------ DOCUMENT ------

Beaucoup de bruit pour rien – Critique aisée n°230

Critique aisée n°230

Much ado about nothing
William Shakespeare – 1599
Kenneth Branagh -1993
K.Branagh, Emma Thompson, Denzel Washington, Keanu Reeves, Michael Keaton…

Puisque ce journal s’est consacré récemment à la véritable histoire de William Shakespeare, dont on ne sait toujours pas s’il a vraiment existé, il est temps de parler  des pièces dont on sait au moins qu’elles ont été signées de son nom.

Aujourd’hui, ce sera « Much ado about nothing ».

En anglais, le premier sens de ado c’est foin. Bien sûr, Beaucoup de foin pour rien, on aurait compris, mais ça faisait trop penser à un discours de François Hollande, alors on a choisi Beaucoup de bruit pour rien (ce qui fait penser à un concert de Johnny Halliday, mais bon…)

Beaucoup de bruit pour rien. Rarement jouée en dehors du Royaume Uni, cette comédie a fait l’objet d’un film en 1993.

------ INFORMATIONS FOURNIES ------

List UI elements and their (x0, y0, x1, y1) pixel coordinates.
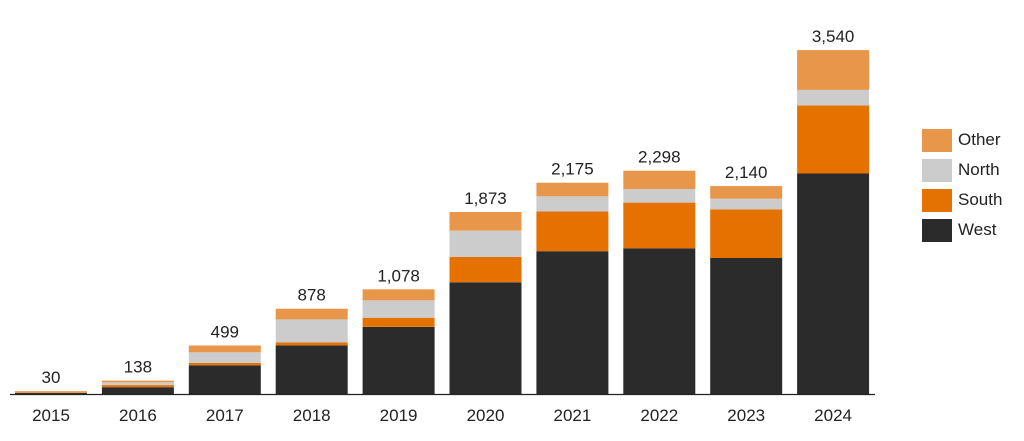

------

À FAIRE:
(1) Recopiez dans la critique le passage qui s'ouvre sur les mots contenant « En anglais, le » et se termine par « film en 1993. ».
(2) D'après la critique, les affirmations suivantes sont-elles exactes ? Répondez par oui ou par non à chacune, en citant les mots du texte qui tranchent. (a) La comédie a été adaptée au cinéma en 1993. (b) La pièce est souvent jouée en dehors du Royaume-Uni. (c) En anglais, le premier sens de « ado » est « bruit ».
(3) Dressez la liste de tous les noms qui figurent sur la ligne placée juste sous « Kenneth Branagh -1993 » dans la critique.
Ce matériel provient d'une autre source que la critique.

RÉPONSES FINALES:
(1)
En anglais, le premier sens de ado c’est foin. Bien sûr, Beaucoup de foin pour rien, on aurait compris, mais ça faisait trop penser à un discours de François Hollande, alors on a choisi Beaucoup de bruit pour rien (ce qui fait penser à un concert de Johnny Halliday, mais bon…)

Beaucoup de bruit pour rien. Rarement jouée en dehors du Royaume Uni, cette comédie a fait l’objet d’un film en 1993.

(2)
(a) Oui : « cette comédie a fait l’objet d’un film en 1993 ».
(b) Non : « Rarement jouée en dehors du Royaume Uni ».
(c) Non : « le premier sens de ado c’est foin ».

(3)
K.Branagh
Emma Thompson
Denzel Washington
Keanu Reeves
Michael Keaton